Extracted data

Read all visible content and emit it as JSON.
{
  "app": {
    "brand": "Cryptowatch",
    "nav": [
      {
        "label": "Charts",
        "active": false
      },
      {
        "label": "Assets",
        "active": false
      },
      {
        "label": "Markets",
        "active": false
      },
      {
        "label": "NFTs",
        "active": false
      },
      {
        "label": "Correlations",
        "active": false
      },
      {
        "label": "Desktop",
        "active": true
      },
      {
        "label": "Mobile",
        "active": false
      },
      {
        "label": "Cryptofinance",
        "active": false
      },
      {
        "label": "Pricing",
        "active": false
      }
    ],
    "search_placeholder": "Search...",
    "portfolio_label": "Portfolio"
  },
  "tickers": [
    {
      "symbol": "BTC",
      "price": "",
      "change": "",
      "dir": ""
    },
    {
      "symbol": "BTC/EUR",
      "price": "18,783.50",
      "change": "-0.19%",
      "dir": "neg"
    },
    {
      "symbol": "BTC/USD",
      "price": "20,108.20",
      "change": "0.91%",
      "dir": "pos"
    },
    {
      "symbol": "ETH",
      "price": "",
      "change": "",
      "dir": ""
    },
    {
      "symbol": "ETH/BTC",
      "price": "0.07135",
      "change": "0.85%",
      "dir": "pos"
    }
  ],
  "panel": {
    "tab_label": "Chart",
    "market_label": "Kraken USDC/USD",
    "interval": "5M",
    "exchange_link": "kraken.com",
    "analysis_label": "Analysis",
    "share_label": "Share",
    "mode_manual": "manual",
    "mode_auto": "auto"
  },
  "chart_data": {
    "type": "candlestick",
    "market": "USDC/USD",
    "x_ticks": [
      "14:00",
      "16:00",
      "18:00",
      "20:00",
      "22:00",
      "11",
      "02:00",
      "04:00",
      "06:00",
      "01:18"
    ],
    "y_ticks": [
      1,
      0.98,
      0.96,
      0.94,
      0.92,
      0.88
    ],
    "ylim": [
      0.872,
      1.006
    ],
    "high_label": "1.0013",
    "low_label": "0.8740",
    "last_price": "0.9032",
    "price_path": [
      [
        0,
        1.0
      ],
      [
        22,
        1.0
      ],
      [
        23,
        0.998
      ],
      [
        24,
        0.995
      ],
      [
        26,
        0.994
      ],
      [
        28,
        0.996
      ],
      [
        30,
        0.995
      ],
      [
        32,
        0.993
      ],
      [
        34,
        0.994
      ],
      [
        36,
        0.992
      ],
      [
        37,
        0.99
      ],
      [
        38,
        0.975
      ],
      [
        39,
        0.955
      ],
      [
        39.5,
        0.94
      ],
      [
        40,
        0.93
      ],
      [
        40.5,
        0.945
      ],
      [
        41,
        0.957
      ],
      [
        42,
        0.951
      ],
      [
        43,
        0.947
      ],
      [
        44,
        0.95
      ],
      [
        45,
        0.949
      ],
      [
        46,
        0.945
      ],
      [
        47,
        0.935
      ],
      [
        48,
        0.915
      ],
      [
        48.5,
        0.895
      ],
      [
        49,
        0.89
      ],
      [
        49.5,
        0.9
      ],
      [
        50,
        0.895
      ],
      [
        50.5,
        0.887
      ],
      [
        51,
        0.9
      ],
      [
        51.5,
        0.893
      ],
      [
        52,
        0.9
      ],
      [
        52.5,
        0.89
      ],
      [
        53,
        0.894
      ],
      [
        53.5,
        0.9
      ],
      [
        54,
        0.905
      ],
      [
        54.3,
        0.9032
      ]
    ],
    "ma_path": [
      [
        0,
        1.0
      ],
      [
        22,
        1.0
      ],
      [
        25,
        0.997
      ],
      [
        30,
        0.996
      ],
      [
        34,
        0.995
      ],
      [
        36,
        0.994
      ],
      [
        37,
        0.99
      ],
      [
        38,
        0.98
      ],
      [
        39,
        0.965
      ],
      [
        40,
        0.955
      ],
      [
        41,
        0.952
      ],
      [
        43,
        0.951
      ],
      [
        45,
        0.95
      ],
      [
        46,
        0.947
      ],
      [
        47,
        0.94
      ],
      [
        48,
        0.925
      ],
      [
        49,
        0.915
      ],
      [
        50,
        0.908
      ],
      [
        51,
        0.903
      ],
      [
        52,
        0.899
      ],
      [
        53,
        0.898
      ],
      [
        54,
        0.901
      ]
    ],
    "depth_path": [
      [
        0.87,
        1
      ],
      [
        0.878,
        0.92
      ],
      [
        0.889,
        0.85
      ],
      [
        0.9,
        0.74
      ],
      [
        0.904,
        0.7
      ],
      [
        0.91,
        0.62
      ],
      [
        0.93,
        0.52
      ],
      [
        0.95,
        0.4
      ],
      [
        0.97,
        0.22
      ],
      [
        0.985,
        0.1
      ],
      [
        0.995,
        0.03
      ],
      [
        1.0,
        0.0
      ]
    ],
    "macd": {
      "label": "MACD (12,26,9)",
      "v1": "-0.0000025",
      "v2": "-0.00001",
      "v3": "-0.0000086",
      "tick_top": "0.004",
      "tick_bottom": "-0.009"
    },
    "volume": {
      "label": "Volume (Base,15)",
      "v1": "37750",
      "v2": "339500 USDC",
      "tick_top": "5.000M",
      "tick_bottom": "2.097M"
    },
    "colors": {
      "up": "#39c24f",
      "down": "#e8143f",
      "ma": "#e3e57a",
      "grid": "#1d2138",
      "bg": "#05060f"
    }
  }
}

Task instructions
Every record above needs to be repeated word for word.

Response below
Read all visible content and emit it as JSON.
{
  "app": {
    "brand": "Cryptowatch",
    "nav": [
      {
        "label": "Charts",
        "active": false
      },
      {
        "label": "Assets",
        "active": false
      },
      {
        "label": "Markets",
        "active": false
      },
      {
        "label": "NFTs",
        "active": false
      },
      {
        "label": "Correlations",
        "active": false
      },
      {
        "label": "Desktop",
        "active": true
      },
      {
        "label": "Mobile",
        "active": false
      },
      {
        "label": "Cryptofinance",
        "active": false
      },
      {
        "label": "Pricing",
        "active": false
      }
    ],
    "search_placeholder": "Search...",
    "portfolio_label": "Portfolio"
  },
  "tickers": [
    {
      "symbol": "BTC",
      "price": "",
      "change": "",
      "dir": ""
    },
    {
      "symbol": "BTC/EUR",
      "price": "18,783.50",
      "change": "-0.19%",
      "dir": "neg"
    },
    {
      "symbol": "BTC/USD",
      "price": "20,108.20",
      "change": "0.91%",
      "dir": "pos"
    },
    {
      "symbol": "ETH",
      "price": "",
      "change": "",
      "dir": ""
    },
    {
      "symbol": "ETH/BTC",
      "price": "0.07135",
      "change": "0.85%",
      "dir": "pos"
    }
  ],
  "panel": {
    "tab_label": "Chart",
    "market_label": "Kraken USDC/USD",
    "interval": "5M",
    "exchange_link": "kraken.com",
    "analysis_label": "Analysis",
    "share_label": "Share",
    "mode_manual": "manual",
    "mode_auto": "auto"
  },
  "chart_data": {
    "type": "candlestick",
    "market": "USDC/USD",
    "x_ticks": [
      "14:00",
      "16:00",
      "18:00",
      "20:00",
      "22:00",
      "11",
      "02:00",
      "04:00",
      "06:00",
      "01:18"
    ],
    "y_ticks": [
      1,
      0.98,
      0.96,
      0.94,
      0.92,
      0.88
    ],
    "ylim": [
      0.872,
      1.006
    ],
    "high_label": "1.0013",
    "low_label": "0.8740",
    "last_price": "0.9032",
    "price_path": [
      [
        0,
        1.0
      ],
      [
        22,
        1.0
      ],
      [
        23,
        0.998
      ],
      [
        24,
        0.995
      ],
      [
        26,
        0.994
      ],
      [
        28,
        0.996
      ],
      [
        30,
        0.995
      ],
      [
        32,
        0.993
      ],
      [
        34,
        0.994
      ],
      [
        36,
        0.992
      ],
      [
        37,
        0.99
      ],
      [
        38,
        0.975
      ],
      [
        39,
        0.955
      ],
      [
        39.5,
        0.94
      ],
      [
        40,
        0.93
      ],
      [
        40.5,
        0.945
      ],
      [
        41,
        0.957
      ],
      [
        42,
        0.951
      ],
      [
        43,
        0.947
      ],
      [
        44,
        0.95
      ],
      [
        45,
        0.949
      ],
      [
        46,
        0.945
      ],
      [
        47,
        0.935
      ],
      [
        48,
        0.915
      ],
      [
        48.5,
        0.895
      ],
      [
        49,
        0.89
      ],
      [
        49.5,
        0.9
      ],
      [
        50,
        0.895
      ],
      [
        50.5,
        0.887
      ],
      [
        51,
        0.9
      ],
      [
        51.5,
        0.893
      ],
      [
        52,
        0.9
      ],
      [
        52.5,
        0.89
      ],
      [
        53,
        0.894
      ],
      [
        53.5,
        0.9
      ],
      [
        54,
        0.905
      ],
      [
        54.3,
        0.9032
      ]
    ],
    "ma_path": [
      [
        0,
        1.0
      ],
      [
        22,
        1.0
      ],
      [
        25,
        0.997
      ],
      [
        30,
        0.996
      ],
      [
        34,
        0.995
      ],
      [
        36,
        0.994
      ],
      [
        37,
        0.99
      ],
      [
        38,
        0.98
      ],
      [
        39,
        0.965
      ],
      [
        40,
        0.955
      ],
      [
        41,
        0.952
      ],
      [
        43,
        0.951
      ],
      [
        45,
        0.95
      ],
      [
        46,
        0.947
      ],
      [
        47,
        0.94
      ],
      [
        48,
        0.925
      ],
      [
        49,
        0.915
      ],
      [
        50,
        0.908
      ],
      [
        51,
        0.903
      ],
      [
        52,
        0.899
      ],
      [
        53,
        0.898
      ],
      [
        54,
        0.901
      ]
    ],
    "depth_path": [
      [
        0.87,
        1
      ],
      [
        0.878,
        0.92
      ],
      [
        0.889,
        0.85
      ],
      [
        0.9,
        0.74
      ],
      [
        0.904,
        0.7
      ],
      [
        0.91,
        0.62
      ],
      [
        0.93,
        0.52
      ],
      [
        0.95,
        0.4
      ],
      [
        0.97,
        0.22
      ],
      [
        0.985,
        0.1
      ],
      [
        0.995,
        0.03
      ],
      [
        1.0,
        0.0
      ]
    ],
    "macd": {
      "label": "MACD (12,26,9)",
      "v1": "-0.0000025",
      "v2": "-0.00001",
      "v3": "-0.0000086",
      "tick_top": "0.004",
      "tick_bottom": "-0.009"
    },
    "volume": {
      "label": "Volume (Base,15)",
      "v1": "37750",
      "v2": "339500 USDC",
      "tick_top": "5.000M",
      "tick_bottom": "2.097M"
    },
    "colors": {
      "up": "#39c24f",
      "down": "#e8143f",
      "ma": "#e3e57a",
      "grid": "#1d2138",
      "bg": "#05060f"
    }
  }
}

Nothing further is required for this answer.